=== Prompt ===
Below are some entries. Output each one exactly as it appears.

======== Record set ========

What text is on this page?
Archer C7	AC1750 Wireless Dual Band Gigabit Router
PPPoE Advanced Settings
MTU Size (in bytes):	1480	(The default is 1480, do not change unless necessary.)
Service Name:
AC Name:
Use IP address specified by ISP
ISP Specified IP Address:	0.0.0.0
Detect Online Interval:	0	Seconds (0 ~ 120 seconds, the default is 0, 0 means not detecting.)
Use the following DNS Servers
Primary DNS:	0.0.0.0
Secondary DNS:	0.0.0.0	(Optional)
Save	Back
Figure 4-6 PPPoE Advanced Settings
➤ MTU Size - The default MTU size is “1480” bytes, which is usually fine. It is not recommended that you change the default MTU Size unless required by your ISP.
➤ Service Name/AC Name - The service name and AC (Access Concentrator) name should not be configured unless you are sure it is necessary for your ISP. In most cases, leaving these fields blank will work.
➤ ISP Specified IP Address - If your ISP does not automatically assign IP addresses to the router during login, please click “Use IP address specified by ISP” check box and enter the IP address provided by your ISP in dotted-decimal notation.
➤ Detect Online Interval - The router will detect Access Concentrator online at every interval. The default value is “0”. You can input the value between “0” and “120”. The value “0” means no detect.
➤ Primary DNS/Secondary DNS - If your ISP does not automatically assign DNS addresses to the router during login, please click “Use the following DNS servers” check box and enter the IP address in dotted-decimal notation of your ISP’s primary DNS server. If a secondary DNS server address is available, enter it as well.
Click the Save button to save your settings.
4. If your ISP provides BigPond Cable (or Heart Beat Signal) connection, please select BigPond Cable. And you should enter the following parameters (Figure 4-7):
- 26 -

========

=== Correct response ===
What text is on this page?
Archer C7	AC1750 Wireless Dual Band Gigabit Router
PPPoE Advanced Settings
MTU Size (in bytes):	1480	(The default is 1480, do not change unless necessary.)
Service Name:
AC Name:
Use IP address specified by ISP
ISP Specified IP Address:	0.0.0.0
Detect Online Interval:	0	Seconds (0 ~ 120 seconds, the default is 0, 0 means not detecting.)
Use the following DNS Servers
Primary DNS:	0.0.0.0
Secondary DNS:	0.0.0.0	(Optional)
Save	Back
Figure 4-6 PPPoE Advanced Settings
➤ MTU Size - The default MTU size is “1480” bytes, which is usually fine. It is not recommended that you change the default MTU Size unless required by your ISP.
➤ Service Name/AC Name - The service name and AC (Access Concentrator) name should not be configured unless you are sure it is necessary for your ISP. In most cases, leaving these fields blank will work.
➤ ISP Specified IP Address - If your ISP does not automatically assign IP addresses to the router during login, please click “Use IP address specified by ISP” check box and enter the IP address provided by your ISP in dotted-decimal notation.
➤ Detect Online Interval - The router will detect Access Concentrator online at every interval. The default value is “0”. You can input the value between “0” and “120”. The value “0” means no detect.
➤ Primary DNS/Secondary DNS - If your ISP does not automatically assign DNS addresses to the router during login, please click “Use the following DNS servers” check box and enter the IP address in dotted-decimal notation of your ISP’s primary DNS server. If a secondary DNS server address is available, enter it as well.
Click the Save button to save your settings.
4. If your ISP provides BigPond Cable (or Heart Beat Signal) connection, please select BigPond Cable. And you should enter the following parameters (Figure 4-7):
- 26 -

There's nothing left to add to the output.